In the ice core excerpt, by roughly what factor did atmospheric dust fluxes at EDC increase during the LGM compared with the Holocene?

*EXCERPT TO READ*.
==*==

The last glacial period (11.7–108 ka) showed Fe fluxes 4 times higher (2.0 ± 2.2 mg m-2 yr-1) than the Holocene, spanning from 0.05 to 16.5 mg m-2 yr-1 (Fig. 2). However, a significant variability during the last glacial period was detected. During the LGM and MIS 4, average Fe fluxes were 7 times (3.6 ± 2.3 mg m-2 yr-1) and 10 times (5.8 ± 2.8 mg m-2 yr-1) greater than the Holocene average. Fe fluxes also increased during the MIS 5c–MIS5b transition (87 ka), when a concurrent decrease in δ18O values was observed. During MIS 5c and MIS 5d, Fe fluxes were comparable with those detected during the Holocene. The high frequency of the Dansgaard–Oeschger (D–O) events during MIS 3 was mirrored by the high variability in both nssCa and Fe fluxes. Each stadial period corresponded to an increase in both Fe and nssCa. However, their variability was significantly different. During MIS 3, Fe fluxes showed maximum values greater than 5 mg m-2 yr-1 during D–O 4, 9, 12 and 15 (8.5, 6.5, 7.5 and 6.6 mg m-2 yr-1 respectively), and lower than 5 mg m-2 yr-1 during D–O 6, 7, 8, 10, 11 and 13 (3.9, 2.6, 4.1, 2.6, 2.7 and 3.2 mg m-2 yr-1 respectively). This variability was significantly higher than that recorded for nssCa, which showed maximum values close to 20 mg m-2 yr-1 for all of the D–O events.

The NEEM Fe ice core record allows for the first comparison of Fe concentrations and fluxes between the Arctic and Antarctica (Fig. 3, Table 3). The only Antarctic Fe records that can reach at least the LGM are from Talos Dome (TD) (Spolaor et al., 2013; Vallelonga et al., 2013), Law Dome (LD) (Edwards et al., 2006; Edwards et al., 1998) and EPICA Dome C (EDC) (Wolff et al., 2006). However, we point out that both the samples from Dome C and Talos Dome were acidified for at least 24 h, leading to a possible underestimation of the actual TDFe concentration. This implies that the general trends and features can be comparable with the NEEM record, whereas absolute concentrations might differ due to the different acidification procedure used (Koffman et al., 2014).

In Antarctica, the average Fe flux and concentration values varied significantly among the different sites during the Holocene with similar values recorded at the coastal sites (TD) and lower values recorded in the internal Antarctic Plateau (EDC) (Table 3). For TD, this was explained both through changes in atmospheric transport patterns across Antarctica and through an additional local input of dust from proximal Antarctic ice-free zones that affected coastal sites more than the central plateau, which was exclusively exposed to remote sources such as southern South America (Albani et al., 2012; Delmonte et al., 2010b; Vallelonga et al., 2013).

During the LGM, both TD and EDC shared a similar dust flux loading, comprised between 10 and 15 mg m-2 yr-1 (Baccolo et al., 2018), and the same dust source region, as confirmed by the Sr–Nd isotopes (Delmonte et al., 2010a). Compared with the Holocene, the atmospheric dust fluxes in TD increased by a factor 6, whereas the increase was by approximately a factor 25 in EDC (Delmonte et al., 2010b). This is mirrored by a similar average Fe flux enhancement compared to the Holocene with values that were up to 4- and 21-fold higher, respectively (Vallelonga et al., 2013; Wolff et al., 2006). These discrepancies between the two sites are likely due to the higher Holocene dust flux observed in TD compared with EDC, as a consequence of a relevant local dust contribution at TD (Baccolo et al., 2018; Delmonte et al., 2010b).

==*==

*RECORDS PROVIDED*.
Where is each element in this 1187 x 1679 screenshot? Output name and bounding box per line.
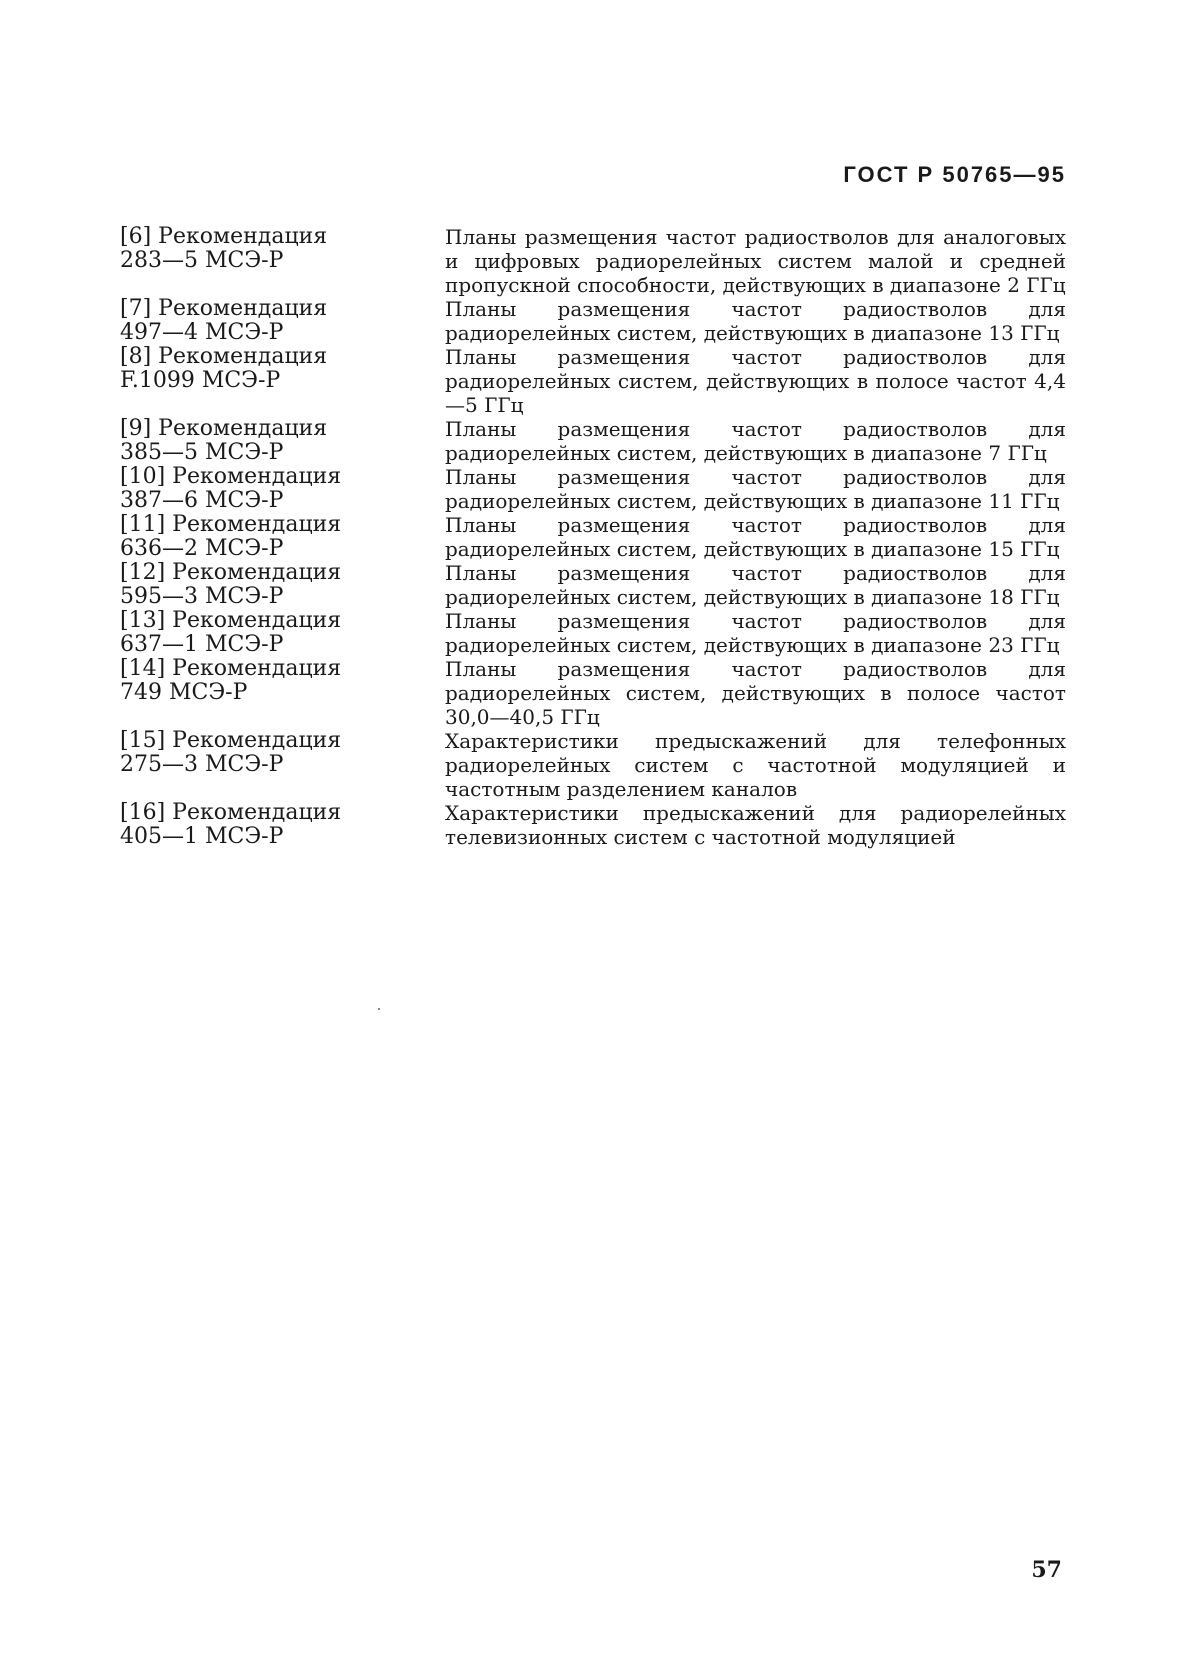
reference-code: 497—4 МСЭ-Р xyxy=(120,320,284,345)
reference-id xyxy=(120,417,445,465)
scan-speck xyxy=(378,1008,380,1010)
reference-title: Планы размещения частот радиостволов для радиорелейных систем, действующих в диапазоне 11 ГГц xyxy=(445,465,1066,513)
reference-item xyxy=(120,465,1066,513)
reference-type: Рекомендация xyxy=(172,560,342,585)
reference-item xyxy=(120,729,1066,801)
reference-id xyxy=(120,465,445,513)
reference-id xyxy=(120,225,445,273)
reference-number: [13] xyxy=(120,608,166,633)
reference-code: 637—1 МСЭ-Р xyxy=(120,632,284,657)
reference-number: [6] xyxy=(120,224,152,249)
reference-number: [15] xyxy=(120,728,166,753)
reference-title: Планы размещения частот радиостволов для радиорелейных систем, действующих в полосе частот 30,0—40,5 ГГц xyxy=(445,657,1066,729)
reference-item xyxy=(120,801,1066,849)
reference-code: 749 МСЭ-Р xyxy=(120,680,248,705)
reference-item xyxy=(120,561,1066,609)
reference-code: 385—5 МСЭ-Р xyxy=(120,440,284,465)
reference-type: Рекомендация xyxy=(172,728,342,753)
reference-title: Планы размещения частот радиостволов для радиорелейных систем, действующих в полосе частот 4,4—5 ГГц xyxy=(445,345,1066,417)
reference-number: [10] xyxy=(120,464,166,489)
reference-title: Планы размещения частот радиостволов для радиорелейных систем, действующих в диапазоне 15 ГГц xyxy=(445,513,1066,561)
reference-number: [9] xyxy=(120,416,152,441)
reference-type: Рекомендация xyxy=(158,344,328,369)
reference-id xyxy=(120,561,445,609)
reference-code: 283—5 МСЭ-Р xyxy=(120,248,284,273)
reference-title: Планы размещения частот радиостволов для радиорелейных систем, действующих в диапазоне 23 ГГц xyxy=(445,609,1066,657)
reference-id xyxy=(120,729,445,777)
reference-type: Рекомендация xyxy=(172,656,342,681)
reference-item xyxy=(120,609,1066,657)
reference-item xyxy=(120,225,1066,297)
reference-title: Планы размещения частот радиостволов для аналоговых и цифровых радиорелейных систем малой и средней пропускной способности, действующих в диапазоне 2 ГГц xyxy=(445,225,1066,297)
reference-number: [7] xyxy=(120,296,152,321)
reference-title: Характеристики предыскажений для радиорелейных телевизионных систем с частотной модуляцией xyxy=(445,801,1066,849)
reference-id xyxy=(120,297,445,345)
reference-code: 595—3 МСЭ-Р xyxy=(120,584,284,609)
reference-item xyxy=(120,417,1066,465)
reference-number: [14] xyxy=(120,656,166,681)
reference-code: 636—2 МСЭ-Р xyxy=(120,536,284,561)
reference-title: Планы размещения частот радиостволов для радиорелейных систем, действующих в диапазоне 18 ГГц xyxy=(445,561,1066,609)
reference-number: [8] xyxy=(120,344,152,369)
reference-id xyxy=(120,657,445,705)
reference-id xyxy=(120,513,445,561)
reference-title: Характеристики предыскажений для телефонных радиорелейных систем с частотной модуляцией и частотным разделением каналов xyxy=(445,729,1066,801)
reference-type: Рекомендация xyxy=(172,608,342,633)
reference-item xyxy=(120,345,1066,417)
reference-code: 275—3 МСЭ-Р xyxy=(120,752,284,777)
reference-number: [11] xyxy=(120,512,166,537)
reference-id xyxy=(120,345,445,393)
reference-code: F.1099 МСЭ-Р xyxy=(120,368,281,393)
reference-type: Рекомендация xyxy=(158,416,328,441)
reference-item xyxy=(120,513,1066,561)
page-number: 57 xyxy=(1031,1557,1062,1583)
reference-type: Рекомендация xyxy=(158,224,328,249)
reference-type: Рекомендация xyxy=(158,296,328,321)
reference-type: Рекомендация xyxy=(172,512,342,537)
reference-title: Планы размещения частот радиостволов для радиорелейных систем, действующих в диапазоне 13 ГГц xyxy=(445,297,1066,345)
reference-code: 387—6 МСЭ-Р xyxy=(120,488,284,513)
reference-number: [12] xyxy=(120,560,166,585)
reference-type: Рекомендация xyxy=(172,800,342,825)
reference-type: Рекомендация xyxy=(172,464,342,489)
reference-id xyxy=(120,801,445,849)
reference-id xyxy=(120,609,445,657)
document-code-header: ГОСТ Р 50765—95 xyxy=(843,162,1066,187)
references-list xyxy=(120,225,1066,849)
reference-code: 405—1 МСЭ-Р xyxy=(120,824,284,849)
reference-item xyxy=(120,297,1066,345)
reference-item xyxy=(120,657,1066,729)
reference-number: [16] xyxy=(120,800,166,825)
reference-title: Планы размещения частот радиостволов для радиорелейных систем, действующих в диапазоне 7 ГГц xyxy=(445,417,1066,465)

==*==

*ANSWER FOR THE TASK*. By approximately a factor of 25.